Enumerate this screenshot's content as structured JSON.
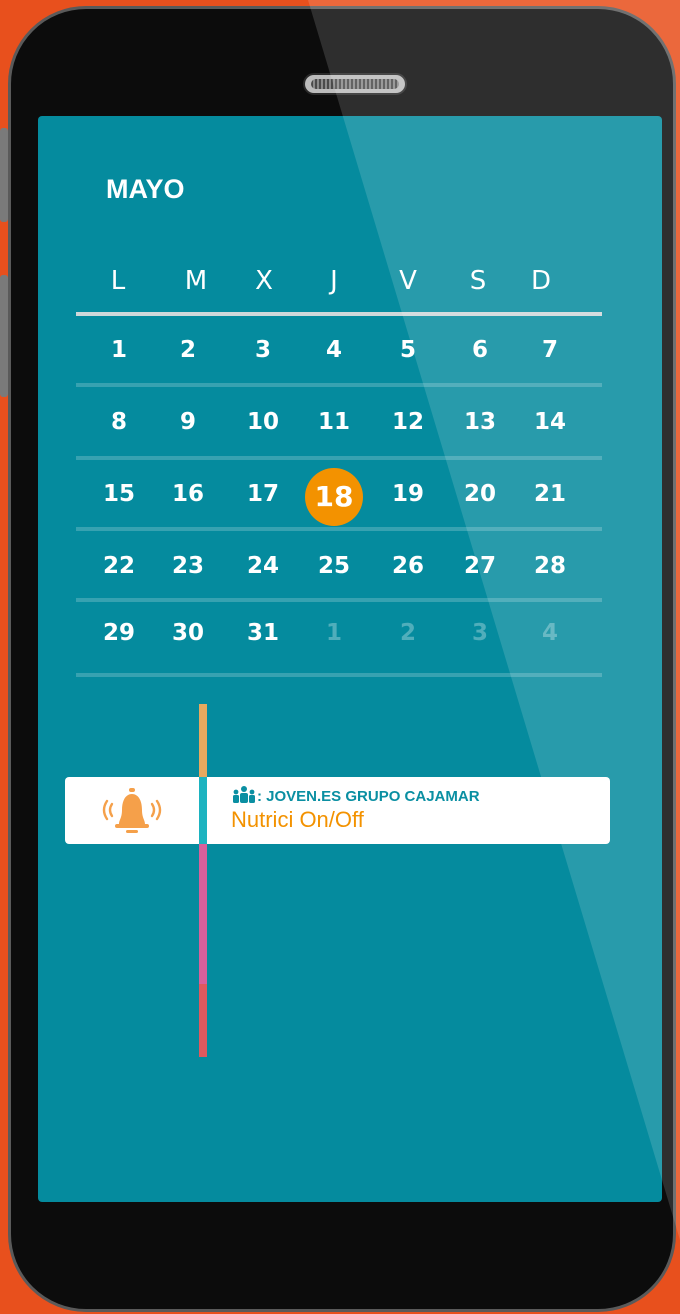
{
  "calendar": {
    "month": "MAYO",
    "weekdays": [
      "L",
      "M",
      "X",
      "J",
      "V",
      "S",
      "D"
    ],
    "weeks": [
      [
        "1",
        "2",
        "3",
        "4",
        "5",
        "6",
        "7"
      ],
      [
        "8",
        "9",
        "10",
        "11",
        "12",
        "13",
        "14"
      ],
      [
        "15",
        "16",
        "17",
        "18",
        "19",
        "20",
        "21"
      ],
      [
        "22",
        "23",
        "24",
        "25",
        "26",
        "27",
        "28"
      ],
      [
        "29",
        "30",
        "31",
        "1",
        "2",
        "3",
        "4"
      ]
    ],
    "selected_day": "18",
    "colors": {
      "background": "#058b9e",
      "selected": "#f39200"
    }
  },
  "event": {
    "group_label": ": JOVEN.ES GRUPO CAJAMAR",
    "title": "Nutrici On/Off",
    "icon": "bell-icon",
    "group_icon": "group-icon"
  },
  "timeline": {
    "colors": [
      "#e8a95e",
      "#1db3c0",
      "#d9609b",
      "#e0595e"
    ]
  },
  "frame_color": "#e8501d"
}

• WRITTEN TASK
Reproduce every entry word for word, but omit the pictures.

• TASK RESPONSE
Enumerate this screenshot's content as structured JSON.
{
  "calendar": {
    "month": "MAYO",
    "weekdays": [
      "L",
      "M",
      "X",
      "J",
      "V",
      "S",
      "D"
    ],
    "weeks": [
      [
        "1",
        "2",
        "3",
        "4",
        "5",
        "6",
        "7"
      ],
      [
        "8",
        "9",
        "10",
        "11",
        "12",
        "13",
        "14"
      ],
      [
        "15",
        "16",
        "17",
        "18",
        "19",
        "20",
        "21"
      ],
      [
        "22",
        "23",
        "24",
        "25",
        "26",
        "27",
        "28"
      ],
      [
        "29",
        "30",
        "31",
        "1",
        "2",
        "3",
        "4"
      ]
    ],
    "selected_day": "18",
    "colors": {
      "background": "#058b9e",
      "selected": "#f39200"
    }
  },
  "event": {
    "group_label": ": JOVEN.ES GRUPO CAJAMAR",
    "title": "Nutrici On/Off",
    "icon": "bell-icon",
    "group_icon": "group-icon"
  },
  "timeline": {
    "colors": [
      "#e8a95e",
      "#1db3c0",
      "#d9609b",
      "#e0595e"
    ]
  },
  "frame_color": "#e8501d"
}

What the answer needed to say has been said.